Copy the lines from the one containing "legend-marker bbox=[446, 574, 458, 585]" through the one containing "data-point bbox=[161, 208, 171, 332]", both included, without any changes.

>> begin EXERCISE MATERIALS

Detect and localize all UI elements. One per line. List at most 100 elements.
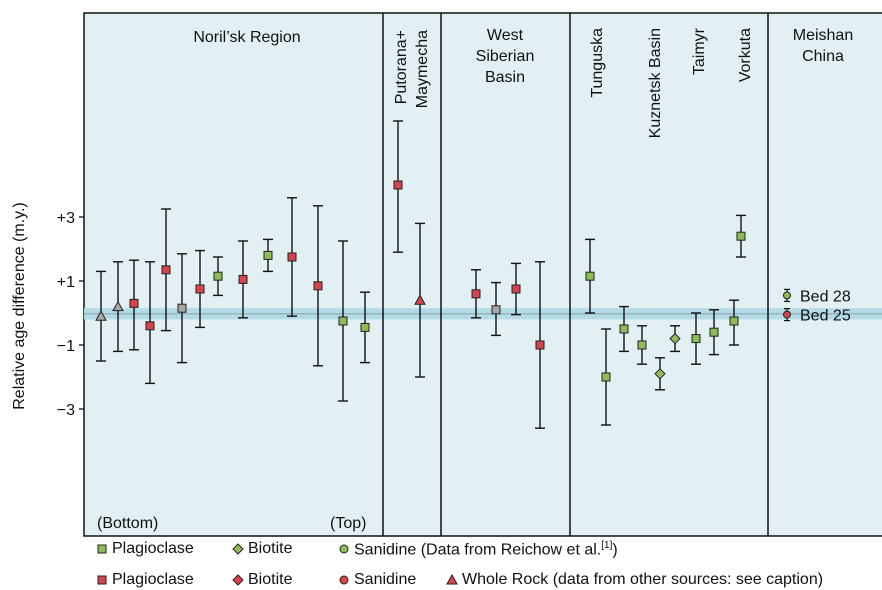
legend-marker bbox=[446, 574, 458, 585]
data-point bbox=[213, 256, 223, 297]
section-label: Noril’sk Region bbox=[193, 29, 300, 46]
point-marker bbox=[360, 322, 370, 332]
data-point bbox=[654, 357, 666, 391]
legend-label: Biotite bbox=[248, 571, 293, 588]
y-tick-label: −3 bbox=[57, 402, 75, 419]
point-marker bbox=[691, 334, 701, 344]
data-point bbox=[195, 249, 205, 329]
data-point bbox=[393, 120, 403, 253]
data-point bbox=[360, 291, 370, 364]
data-point bbox=[414, 222, 426, 378]
point-marker bbox=[709, 327, 719, 337]
legend-marker bbox=[97, 575, 107, 585]
data-point bbox=[313, 205, 323, 367]
point-marker bbox=[491, 305, 501, 315]
point-marker bbox=[263, 250, 273, 260]
data-point bbox=[112, 261, 124, 353]
legend-marker-icon bbox=[339, 575, 349, 585]
data-points bbox=[95, 120, 746, 429]
legend-marker bbox=[232, 543, 244, 555]
point-marker bbox=[195, 284, 205, 294]
meishan-bed: Bed 25 bbox=[783, 308, 851, 325]
point-marker bbox=[511, 284, 521, 294]
legend-marker-icon bbox=[97, 575, 107, 585]
legend-marker-icon bbox=[97, 544, 107, 554]
data-point bbox=[161, 208, 171, 332]
section-label: Basin bbox=[485, 69, 525, 86]
legend-marker bbox=[97, 544, 107, 554]
point-marker bbox=[145, 321, 155, 331]
data-point bbox=[263, 238, 273, 273]
y-tick-label: +3 bbox=[57, 210, 75, 227]
section-labels: Noril’sk Region Putorana+ Maymecha West Sibe… bbox=[193, 27, 853, 138]
section-label: Maymecha bbox=[414, 30, 431, 108]
data-point bbox=[535, 261, 545, 429]
point-marker bbox=[637, 340, 647, 350]
point-marker bbox=[95, 310, 107, 321]
data-point bbox=[129, 259, 139, 351]
bed-marker bbox=[783, 291, 791, 300]
legend-marker-icon bbox=[232, 543, 244, 555]
point-marker bbox=[535, 340, 545, 350]
data-point bbox=[637, 325, 647, 365]
point-marker bbox=[112, 300, 124, 312]
point-marker bbox=[161, 265, 171, 275]
legend-citation: [1] bbox=[601, 540, 613, 551]
legend-marker bbox=[339, 544, 349, 554]
point-marker bbox=[601, 372, 611, 382]
data-point bbox=[619, 305, 629, 353]
bed-marker bbox=[783, 310, 791, 319]
data-point bbox=[471, 269, 481, 319]
y-tick-label: −1 bbox=[57, 338, 75, 355]
section-label: Taimyr bbox=[691, 27, 708, 75]
section-label: Meishan bbox=[793, 27, 853, 44]
section-label: China bbox=[802, 48, 844, 65]
plot-panel bbox=[83, 12, 882, 537]
data-point bbox=[177, 253, 187, 364]
reference-band bbox=[84, 308, 882, 320]
point-marker bbox=[654, 368, 666, 380]
data-point bbox=[145, 261, 155, 385]
legend-marker-icon bbox=[232, 574, 244, 586]
legend-label: Plagioclase bbox=[112, 540, 194, 557]
data-point bbox=[491, 281, 501, 337]
point-marker bbox=[414, 294, 426, 305]
legend-marker bbox=[339, 575, 349, 585]
legend-marker bbox=[232, 574, 244, 586]
data-point bbox=[736, 214, 746, 258]
section-label: West bbox=[487, 27, 524, 44]
point-marker bbox=[313, 281, 323, 291]
legend-marker-icon bbox=[446, 574, 458, 585]
point-marker bbox=[238, 274, 248, 284]
data-point bbox=[709, 309, 719, 356]
data-point bbox=[669, 325, 681, 353]
section-label: Siberian bbox=[476, 48, 535, 65]
point-marker bbox=[129, 298, 139, 308]
section-label: Tunguska bbox=[589, 28, 606, 98]
data-point bbox=[338, 240, 348, 402]
legend-label: Whole Rock (data from other sources: see… bbox=[462, 571, 824, 588]
data-point bbox=[287, 197, 297, 317]
point-marker bbox=[213, 271, 223, 281]
point-marker bbox=[177, 303, 187, 313]
point-marker bbox=[585, 271, 595, 281]
data-point bbox=[585, 238, 595, 314]
legend-label: Sanidine bbox=[354, 571, 417, 588]
section-label: Kuznetsk Basin bbox=[647, 28, 664, 138]
y-axis-label: Relative age difference (m.y.) bbox=[11, 202, 28, 410]
plot-background bbox=[83, 12, 882, 537]
point-marker bbox=[669, 332, 681, 345]
data-point bbox=[238, 240, 248, 319]
section-label: Vorkuta bbox=[737, 28, 754, 82]
y-axis-ticks: +3 +1 −1 −3 bbox=[57, 210, 84, 419]
bottom-order-label: (Bottom) bbox=[97, 515, 158, 532]
top-order-label: (Top) bbox=[330, 515, 366, 532]
point-marker bbox=[471, 289, 481, 299]
section-label: Putorana+ bbox=[393, 30, 410, 104]
data-point bbox=[511, 262, 521, 316]
meishan-beds: Bed 28 Bed 25 bbox=[783, 288, 851, 325]
point-marker bbox=[729, 316, 739, 326]
legend-label: Biotite bbox=[248, 540, 293, 557]
section-dividers bbox=[382, 13, 769, 536]
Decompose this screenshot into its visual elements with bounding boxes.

>> end EXERCISE MATERIALS

◆ **ANSWER TO THIS PROBLEM**
legend-marker bbox=[446, 574, 458, 585]
data-point bbox=[213, 256, 223, 297]
section-label: Noril’sk Region bbox=[193, 29, 300, 46]
point-marker bbox=[360, 322, 370, 332]
data-point bbox=[654, 357, 666, 391]
legend-label: Biotite bbox=[248, 571, 293, 588]
y-tick-label: −3 bbox=[57, 402, 75, 419]
point-marker bbox=[691, 334, 701, 344]
data-point bbox=[195, 249, 205, 329]
data-point bbox=[393, 120, 403, 253]
data-point bbox=[360, 291, 370, 364]
data-point bbox=[414, 222, 426, 378]
point-marker bbox=[709, 327, 719, 337]
legend-marker bbox=[97, 575, 107, 585]
data-point bbox=[313, 205, 323, 367]
point-marker bbox=[491, 305, 501, 315]
point-marker bbox=[263, 250, 273, 260]
data-point bbox=[112, 261, 124, 353]
legend-marker-icon bbox=[339, 575, 349, 585]
data-points bbox=[95, 120, 746, 429]
legend-marker bbox=[232, 543, 244, 555]
point-marker bbox=[195, 284, 205, 294]
meishan-bed: Bed 25 bbox=[783, 308, 851, 325]
point-marker bbox=[511, 284, 521, 294]
legend-marker-icon bbox=[97, 575, 107, 585]
legend-marker-icon bbox=[97, 544, 107, 554]
data-point bbox=[161, 208, 171, 332]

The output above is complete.